INSTRUCTIONS FOR THE TASK: The records below must be output exactly, without pictures.

Records excerpted from a collection:

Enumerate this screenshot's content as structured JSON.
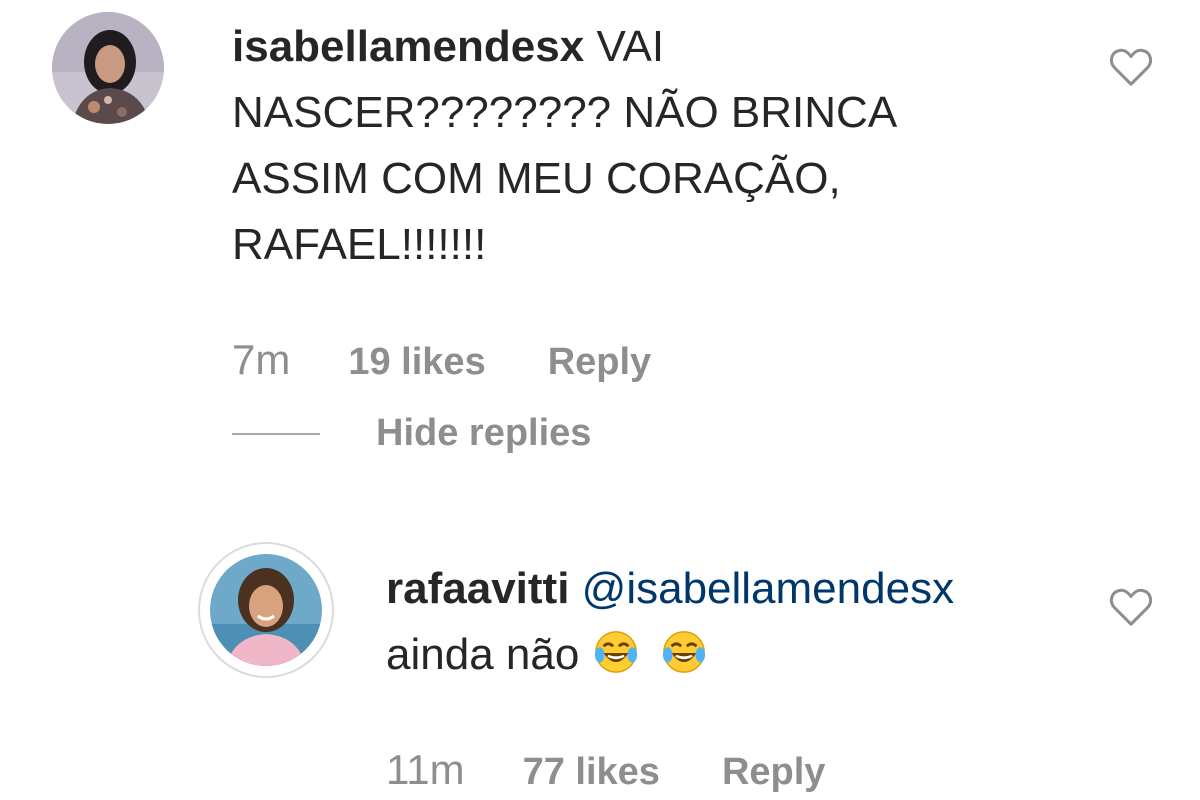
{
  "comments": [
    {
      "username": "isabellamendesx",
      "text_lines": [
        "VAI",
        "NASCER???????? NÃO BRINCA",
        "ASSIM COM MEU CORAÇÃO,",
        "RAFAEL!!!!!!!"
      ],
      "time": "7m",
      "likes": "19 likes",
      "reply_label": "Reply",
      "like_icon": "heart-outline-icon"
    }
  ],
  "replies_toggle": {
    "label": "Hide replies"
  },
  "replies": [
    {
      "username": "rafaavitti",
      "mention": "@isabellamendesx",
      "text": "ainda não",
      "emojis": [
        "face-with-tears-of-joy",
        "face-with-tears-of-joy"
      ],
      "time": "11m",
      "likes": "77 likes",
      "reply_label": "Reply",
      "like_icon": "heart-outline-icon"
    }
  ],
  "colors": {
    "text": "#262626",
    "muted": "#8e8e8e",
    "mention": "#00376b",
    "story_ring": "#dbdbdb"
  }
}
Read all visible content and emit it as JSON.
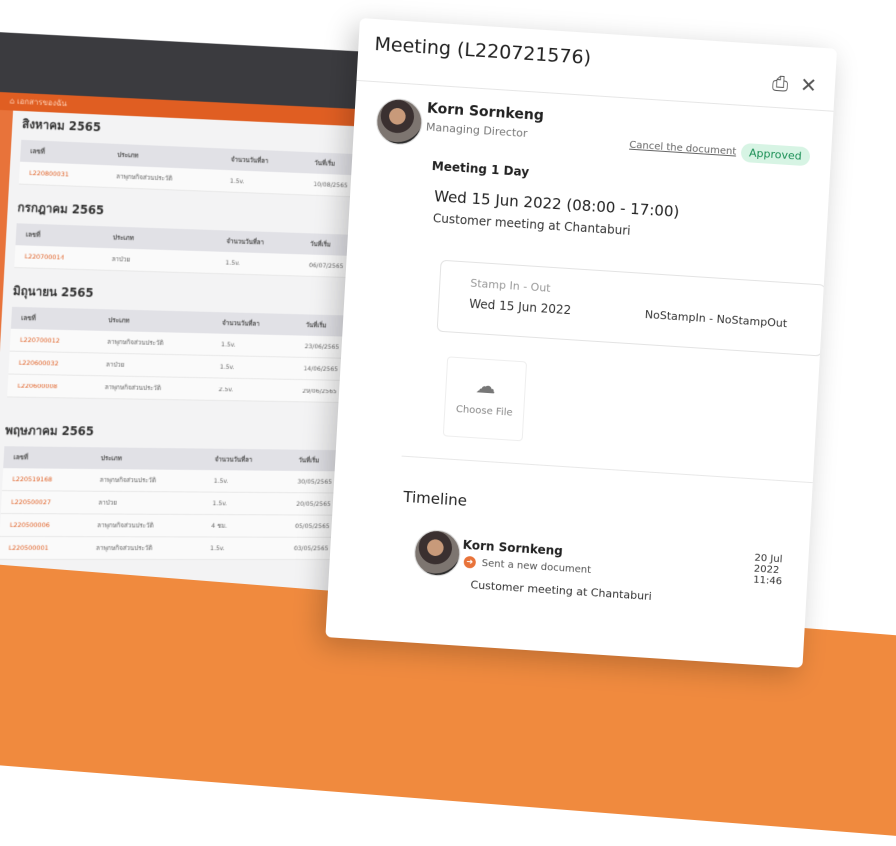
{
  "background_app": {
    "breadcrumb": "เอกสารของฉัน",
    "columns": [
      "เลขที่",
      "ประเภท",
      "จำนวนวันที่ลา",
      "วันที่เริ่ม"
    ],
    "sections": [
      {
        "title": "สิงหาคม 2565",
        "rows": [
          [
            "L220800031",
            "ลาพุกษกิจส่วนประวัติ",
            "1.5v.",
            "10/08/2565"
          ]
        ]
      },
      {
        "title": "กรกฎาคม 2565",
        "rows": [
          [
            "L220700014",
            "ลาป่วย",
            "1.5v.",
            "06/07/2565"
          ]
        ]
      },
      {
        "title": "มิถุนายน 2565",
        "rows": [
          [
            "L220700012",
            "ลาพุกษกิจส่วนประวัติ",
            "1.5v.",
            "23/06/2565"
          ],
          [
            "L220600032",
            "ลาป่วย",
            "1.5v.",
            "14/06/2565"
          ],
          [
            "L220600008",
            "ลาพุกษกิจส่วนประวัติ",
            "2.5v.",
            "29/06/2565"
          ]
        ]
      },
      {
        "title": "พฤษภาคม 2565",
        "rows": [
          [
            "L220519168",
            "ลาพุกษกิจส่วนประวัติ",
            "1.5v.",
            "30/05/2565"
          ],
          [
            "L220500027",
            "ลาป่วย",
            "1.5v.",
            "20/05/2565"
          ],
          [
            "L220500006",
            "ลาพุกษกิจส่วนประวัติ",
            "4 ชม.",
            "05/05/2565"
          ],
          [
            "L220500001",
            "ลาพุกษกิจส่วนประวัติ",
            "1.5v.",
            "03/05/2565"
          ]
        ]
      }
    ]
  },
  "modal": {
    "title": "Meeting (L220721576)",
    "print_icon": "printer-icon",
    "close_icon": "close-icon",
    "requester": {
      "name": "Korn Sornkeng",
      "role": "Managing Director"
    },
    "cancel_label": "Cancel the document",
    "status": "Approved",
    "type": "Meeting 1 Day",
    "date_range": "Wed 15 Jun 2022 (08:00 - 17:00)",
    "description": "Customer meeting at Chantaburi",
    "stamp": {
      "label": "Stamp In - Out",
      "date": "Wed 15 Jun 2022",
      "status": "NoStampIn - NoStampOut"
    },
    "upload_label": "Choose File",
    "timeline": {
      "title": "Timeline",
      "entries": [
        {
          "name": "Korn Sornkeng",
          "time": "20 Jul 2022 11:46",
          "action": "Sent a new document",
          "description": "Customer meeting at Chantaburi"
        }
      ]
    }
  },
  "colors": {
    "accent": "#e8733a",
    "approved": "#1a8f55"
  }
}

EXERCISE ANSWER:
Enumerate this screenshot's content as structured JSON.
{
  "comments": [
    {
      "username": "isabellamendesx",
      "text_lines": [
        "VAI",
        "NASCER???????? NÃO BRINCA",
        "ASSIM COM MEU CORAÇÃO,",
        "RAFAEL!!!!!!!"
      ],
      "time": "7m",
      "likes": "19 likes",
      "reply_label": "Reply",
      "like_icon": "heart-outline-icon"
    }
  ],
  "replies_toggle": {
    "label": "Hide replies"
  },
  "replies": [
    {
      "username": "rafaavitti",
      "mention": "@isabellamendesx",
      "text": "ainda não",
      "emojis": [
        "face-with-tears-of-joy",
        "face-with-tears-of-joy"
      ],
      "time": "11m",
      "likes": "77 likes",
      "reply_label": "Reply",
      "like_icon": "heart-outline-icon"
    }
  ],
  "colors": {
    "text": "#262626",
    "muted": "#8e8e8e",
    "mention": "#00376b",
    "story_ring": "#dbdbdb"
  }
}
Read all visible content and emit it as JSON.
{
  "background_app": {
    "breadcrumb": "เอกสารของฉัน",
    "columns": [
      "เลขที่",
      "ประเภท",
      "จำนวนวันที่ลา",
      "วันที่เริ่ม"
    ],
    "sections": [
      {
        "title": "สิงหาคม 2565",
        "rows": [
          [
            "L220800031",
            "ลาพุกษกิจส่วนประวัติ",
            "1.5v.",
            "10/08/2565"
          ]
        ]
      },
      {
        "title": "กรกฎาคม 2565",
        "rows": [
          [
            "L220700014",
            "ลาป่วย",
            "1.5v.",
            "06/07/2565"
          ]
        ]
      },
      {
        "title": "มิถุนายน 2565",
        "rows": [
          [
            "L220700012",
            "ลาพุกษกิจส่วนประวัติ",
            "1.5v.",
            "23/06/2565"
          ],
          [
            "L220600032",
            "ลาป่วย",
            "1.5v.",
            "14/06/2565"
          ],
          [
            "L220600008",
            "ลาพุกษกิจส่วนประวัติ",
            "2.5v.",
            "29/06/2565"
          ]
        ]
      },
      {
        "title": "พฤษภาคม 2565",
        "rows": [
          [
            "L220519168",
            "ลาพุกษกิจส่วนประวัติ",
            "1.5v.",
            "30/05/2565"
          ],
          [
            "L220500027",
            "ลาป่วย",
            "1.5v.",
            "20/05/2565"
          ],
          [
            "L220500006",
            "ลาพุกษกิจส่วนประวัติ",
            "4 ชม.",
            "05/05/2565"
          ],
          [
            "L220500001",
            "ลาพุกษกิจส่วนประวัติ",
            "1.5v.",
            "03/05/2565"
          ]
        ]
      }
    ]
  },
  "modal": {
    "title": "Meeting (L220721576)",
    "print_icon": "printer-icon",
    "close_icon": "close-icon",
    "requester": {
      "name": "Korn Sornkeng",
      "role": "Managing Director"
    },
    "cancel_label": "Cancel the document",
    "status": "Approved",
    "type": "Meeting 1 Day",
    "date_range": "Wed 15 Jun 2022 (08:00 - 17:00)",
    "description": "Customer meeting at Chantaburi",
    "stamp": {
      "label": "Stamp In - Out",
      "date": "Wed 15 Jun 2022",
      "status": "NoStampIn - NoStampOut"
    },
    "upload_label": "Choose File",
    "timeline": {
      "title": "Timeline",
      "entries": [
        {
          "name": "Korn Sornkeng",
          "time": "20 Jul 2022 11:46",
          "action": "Sent a new document",
          "description": "Customer meeting at Chantaburi"
        }
      ]
    }
  },
  "colors": {
    "accent": "#e8733a",
    "approved": "#1a8f55"
  }
}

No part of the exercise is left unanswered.